§ INSTRUCTIONS FOR THE TASK: Output each entry below as it stands, leaving out every picture.

§ Collected data:
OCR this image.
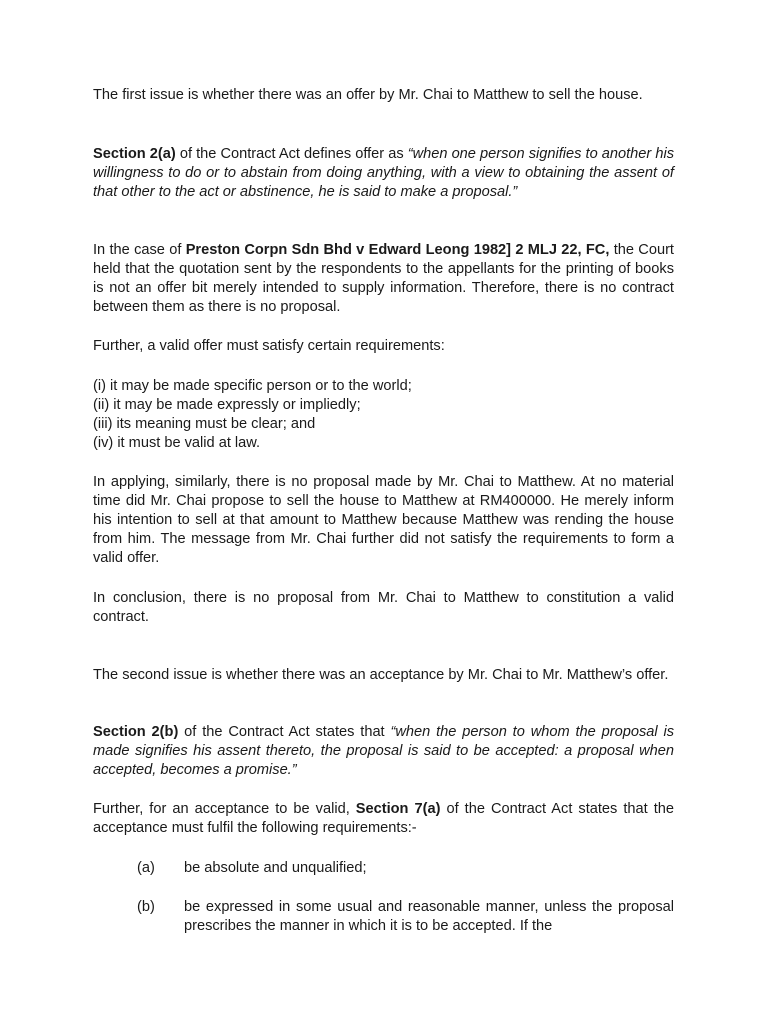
The first issue is whether there was an offer by Mr. Chai to Matthew to sell the house.

Section 2(a) of the Contract Act defines offer as “when one person signifies to another his willingness to do or to abstain from doing anything, with a view to obtaining the assent of that other to the act or abstinence, he is said to make a proposal.”

In the case of Preston Corpn Sdn Bhd v Edward Leong 1982] 2 MLJ 22, FC, the Court held that the quotation sent by the respondents to the appellants for the printing of books is not an offer bit merely intended to supply information. Therefore, there is no contract between them as there is no proposal.

Further, a valid offer must satisfy certain requirements:

(i) it may be made specific person or to the world;
(ii) it may be made expressly or impliedly;
(iii) its meaning must be clear; and
(iv) it must be valid at law.

In applying, similarly, there is no proposal made by Mr. Chai to Matthew. At no material time did Mr. Chai propose to sell the house to Matthew at RM400000. He merely inform his intention to sell at that amount to Matthew because Matthew was rending the house from him. The message from Mr. Chai further did not satisfy the requirements to form a valid offer.

In conclusion, there is no proposal from Mr. Chai to Matthew to constitution a valid contract.

The second issue is whether there was an acceptance by Mr. Chai to Mr. Matthew’s offer.

Section 2(b) of the Contract Act states that “when the person to whom the proposal is made signifies his assent thereto, the proposal is said to be accepted: a proposal when accepted, becomes a promise.”

Further, for an acceptance to be valid, Section 7(a) of the Contract Act states that the acceptance must fulfil the following requirements:-

(a)	be absolute and unqualified;
(b)	be expressed in some usual and reasonable manner, unless the proposal prescribes the manner in which it is to be accepted. If the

§ ANSWER FOR THE TASK:
OCR this image.
The first issue is whether there was an offer by Mr. Chai to Matthew to sell the house.

Section 2(a) of the Contract Act defines offer as “when one person signifies to another his willingness to do or to abstain from doing anything, with a view to obtaining the assent of that other to the act or abstinence, he is said to make a proposal.”

In the case of Preston Corpn Sdn Bhd v Edward Leong 1982] 2 MLJ 22, FC, the Court held that the quotation sent by the respondents to the appellants for the printing of books is not an offer bit merely intended to supply information. Therefore, there is no contract between them as there is no proposal.

Further, a valid offer must satisfy certain requirements:

(i) it may be made specific person or to the world;
(ii) it may be made expressly or impliedly;
(iii) its meaning must be clear; and
(iv) it must be valid at law.

In applying, similarly, there is no proposal made by Mr. Chai to Matthew. At no material time did Mr. Chai propose to sell the house to Matthew at RM400000. He merely inform his intention to sell at that amount to Matthew because Matthew was rending the house from him. The message from Mr. Chai further did not satisfy the requirements to form a valid offer.

In conclusion, there is no proposal from Mr. Chai to Matthew to constitution a valid contract.

The second issue is whether there was an acceptance by Mr. Chai to Mr. Matthew’s offer.

Section 2(b) of the Contract Act states that “when the person to whom the proposal is made signifies his assent thereto, the proposal is said to be accepted: a proposal when accepted, becomes a promise.”

Further, for an acceptance to be valid, Section 7(a) of the Contract Act states that the acceptance must fulfil the following requirements:-

(a)	be absolute and unqualified;
(b)	be expressed in some usual and reasonable manner, unless the proposal prescribes the manner in which it is to be accepted. If the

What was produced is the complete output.